(Data entries)
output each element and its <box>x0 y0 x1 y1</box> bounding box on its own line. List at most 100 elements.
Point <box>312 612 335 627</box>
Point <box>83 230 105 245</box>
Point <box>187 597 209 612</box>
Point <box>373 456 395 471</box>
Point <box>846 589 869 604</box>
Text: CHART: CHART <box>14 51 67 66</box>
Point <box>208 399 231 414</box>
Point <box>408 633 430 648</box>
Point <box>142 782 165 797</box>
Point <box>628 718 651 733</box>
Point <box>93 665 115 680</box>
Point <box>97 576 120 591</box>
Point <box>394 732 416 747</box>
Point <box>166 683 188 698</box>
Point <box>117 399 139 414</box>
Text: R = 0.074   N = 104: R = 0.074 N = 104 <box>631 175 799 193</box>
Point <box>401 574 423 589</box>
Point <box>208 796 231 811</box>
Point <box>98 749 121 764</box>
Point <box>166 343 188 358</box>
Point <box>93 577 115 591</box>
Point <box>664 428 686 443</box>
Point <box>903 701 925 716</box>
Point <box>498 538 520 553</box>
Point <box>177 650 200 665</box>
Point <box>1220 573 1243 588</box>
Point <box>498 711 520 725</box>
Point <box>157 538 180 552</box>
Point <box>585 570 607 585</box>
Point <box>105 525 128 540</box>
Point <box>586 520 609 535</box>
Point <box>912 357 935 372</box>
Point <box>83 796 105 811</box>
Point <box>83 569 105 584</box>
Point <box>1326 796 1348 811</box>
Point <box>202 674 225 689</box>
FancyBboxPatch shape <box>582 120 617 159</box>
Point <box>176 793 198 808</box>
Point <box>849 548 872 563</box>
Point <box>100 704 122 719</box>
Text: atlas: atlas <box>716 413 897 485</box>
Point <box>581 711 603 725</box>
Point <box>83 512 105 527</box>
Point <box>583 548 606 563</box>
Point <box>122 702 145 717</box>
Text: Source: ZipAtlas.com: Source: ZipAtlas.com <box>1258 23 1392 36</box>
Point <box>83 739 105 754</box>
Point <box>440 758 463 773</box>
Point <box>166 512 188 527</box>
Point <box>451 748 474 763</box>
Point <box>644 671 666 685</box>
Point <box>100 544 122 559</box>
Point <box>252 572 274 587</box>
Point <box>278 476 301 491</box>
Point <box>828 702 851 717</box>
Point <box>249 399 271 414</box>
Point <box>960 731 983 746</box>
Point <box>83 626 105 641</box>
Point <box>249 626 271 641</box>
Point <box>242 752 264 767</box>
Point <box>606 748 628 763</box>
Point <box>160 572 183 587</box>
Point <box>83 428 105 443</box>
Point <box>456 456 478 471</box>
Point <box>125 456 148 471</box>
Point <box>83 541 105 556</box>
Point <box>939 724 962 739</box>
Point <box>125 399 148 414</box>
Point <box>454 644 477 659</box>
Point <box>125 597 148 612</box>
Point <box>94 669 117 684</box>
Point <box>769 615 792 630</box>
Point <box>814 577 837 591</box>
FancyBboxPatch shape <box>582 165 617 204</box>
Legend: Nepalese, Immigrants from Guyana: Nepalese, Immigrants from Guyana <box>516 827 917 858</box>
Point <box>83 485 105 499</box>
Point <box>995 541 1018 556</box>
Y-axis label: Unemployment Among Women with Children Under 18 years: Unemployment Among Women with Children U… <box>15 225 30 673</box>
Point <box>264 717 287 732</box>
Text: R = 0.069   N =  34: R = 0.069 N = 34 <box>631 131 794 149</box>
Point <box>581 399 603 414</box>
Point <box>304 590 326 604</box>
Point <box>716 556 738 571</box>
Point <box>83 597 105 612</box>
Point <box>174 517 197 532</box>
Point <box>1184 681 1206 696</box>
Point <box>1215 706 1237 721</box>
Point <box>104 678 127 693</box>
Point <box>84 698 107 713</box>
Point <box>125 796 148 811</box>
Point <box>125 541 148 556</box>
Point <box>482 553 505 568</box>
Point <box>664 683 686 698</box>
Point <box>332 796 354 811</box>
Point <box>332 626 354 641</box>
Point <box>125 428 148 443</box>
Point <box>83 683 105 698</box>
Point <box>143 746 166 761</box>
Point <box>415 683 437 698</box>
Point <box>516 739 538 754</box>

SHORT TASK:
Can you arrange every line of the records above as a numbered list, leaving out any blank lines?

TASK RESPONSE:
1. output each element and its <box>x0 y0 x1 y1</box> bounding box on its own line. List at most 100 elements.
2. Point <box>312 612 335 627</box>
3. Point <box>83 230 105 245</box>
4. Point <box>187 597 209 612</box>
5. Point <box>373 456 395 471</box>
6. Point <box>846 589 869 604</box>
7. Text: CHART: CHART <box>14 51 67 66</box>
8. Point <box>208 399 231 414</box>
9. Point <box>408 633 430 648</box>
10. Point <box>142 782 165 797</box>
11. Point <box>628 718 651 733</box>
12. Point <box>93 665 115 680</box>
13. Point <box>97 576 120 591</box>
14. Point <box>394 732 416 747</box>
15. Point <box>166 683 188 698</box>
16. Point <box>117 399 139 414</box>
17. Text: R = 0.074   N = 104: R = 0.074 N = 104 <box>631 175 799 193</box>
18. Point <box>401 574 423 589</box>
19. Point <box>208 796 231 811</box>
20. Point <box>98 749 121 764</box>
21. Point <box>166 343 188 358</box>
22. Point <box>93 577 115 591</box>
23. Point <box>664 428 686 443</box>
24. Point <box>903 701 925 716</box>
25. Point <box>498 538 520 553</box>
26. Point <box>177 650 200 665</box>
27. Point <box>1220 573 1243 588</box>
28. Point <box>498 711 520 725</box>
29. Point <box>157 538 180 552</box>
30. Point <box>585 570 607 585</box>
31. Point <box>105 525 128 540</box>
32. Point <box>586 520 609 535</box>
33. Point <box>912 357 935 372</box>
34. Point <box>83 796 105 811</box>
35. Point <box>83 569 105 584</box>
36. Point <box>1326 796 1348 811</box>
37. Point <box>202 674 225 689</box>
38. FancyBboxPatch shape <box>582 120 617 159</box>
39. Point <box>176 793 198 808</box>
40. Point <box>849 548 872 563</box>
41. Point <box>100 704 122 719</box>
42. Text: atlas: atlas <box>716 413 897 485</box>
43. Point <box>581 711 603 725</box>
44. Point <box>83 512 105 527</box>
45. Point <box>583 548 606 563</box>
46. Point <box>122 702 145 717</box>
47. Text: Source: ZipAtlas.com: Source: ZipAtlas.com <box>1258 23 1392 36</box>
48. Point <box>83 739 105 754</box>
49. Point <box>440 758 463 773</box>
50. Point <box>166 512 188 527</box>
51. Point <box>451 748 474 763</box>
52. Point <box>644 671 666 685</box>
53. Point <box>100 544 122 559</box>
54. Point <box>252 572 274 587</box>
55. Point <box>278 476 301 491</box>
56. Point <box>828 702 851 717</box>
57. Point <box>249 399 271 414</box>
58. Point <box>960 731 983 746</box>
59. Point <box>83 626 105 641</box>
60. Point <box>249 626 271 641</box>
61. Point <box>242 752 264 767</box>
62. Point <box>606 748 628 763</box>
63. Point <box>160 572 183 587</box>
64. Point <box>83 428 105 443</box>
65. Point <box>456 456 478 471</box>
66. Point <box>125 456 148 471</box>
67. Point <box>83 541 105 556</box>
68. Point <box>939 724 962 739</box>
69. Point <box>125 399 148 414</box>
70. Point <box>454 644 477 659</box>
71. Point <box>125 597 148 612</box>
72. Point <box>94 669 117 684</box>
73. Point <box>769 615 792 630</box>
74. Point <box>814 577 837 591</box>
75. FancyBboxPatch shape <box>582 165 617 204</box>
76. Legend: Nepalese, Immigrants from Guyana: Nepalese, Immigrants from Guyana <box>516 827 917 858</box>
77. Point <box>83 485 105 499</box>
78. Point <box>995 541 1018 556</box>
79. Y-axis label: Unemployment Among Women with Children Under 18 years: Unemployment Among Women with Children U… <box>15 225 30 673</box>
80. Point <box>264 717 287 732</box>
81. Text: R = 0.069   N =  34: R = 0.069 N = 34 <box>631 131 794 149</box>
82. Point <box>581 399 603 414</box>
83. Point <box>304 590 326 604</box>
84. Point <box>716 556 738 571</box>
85. Point <box>83 597 105 612</box>
86. Point <box>174 517 197 532</box>
87. Point <box>1184 681 1206 696</box>
88. Point <box>1215 706 1237 721</box>
89. Point <box>104 678 127 693</box>
90. Point <box>84 698 107 713</box>
91. Point <box>125 796 148 811</box>
92. Point <box>125 541 148 556</box>
93. Point <box>482 553 505 568</box>
94. Point <box>664 683 686 698</box>
95. Point <box>332 796 354 811</box>
96. Point <box>332 626 354 641</box>
97. Point <box>125 428 148 443</box>
98. Point <box>83 683 105 698</box>
99. Point <box>143 746 166 761</box>
100. Point <box>415 683 437 698</box>
101. Point <box>516 739 538 754</box>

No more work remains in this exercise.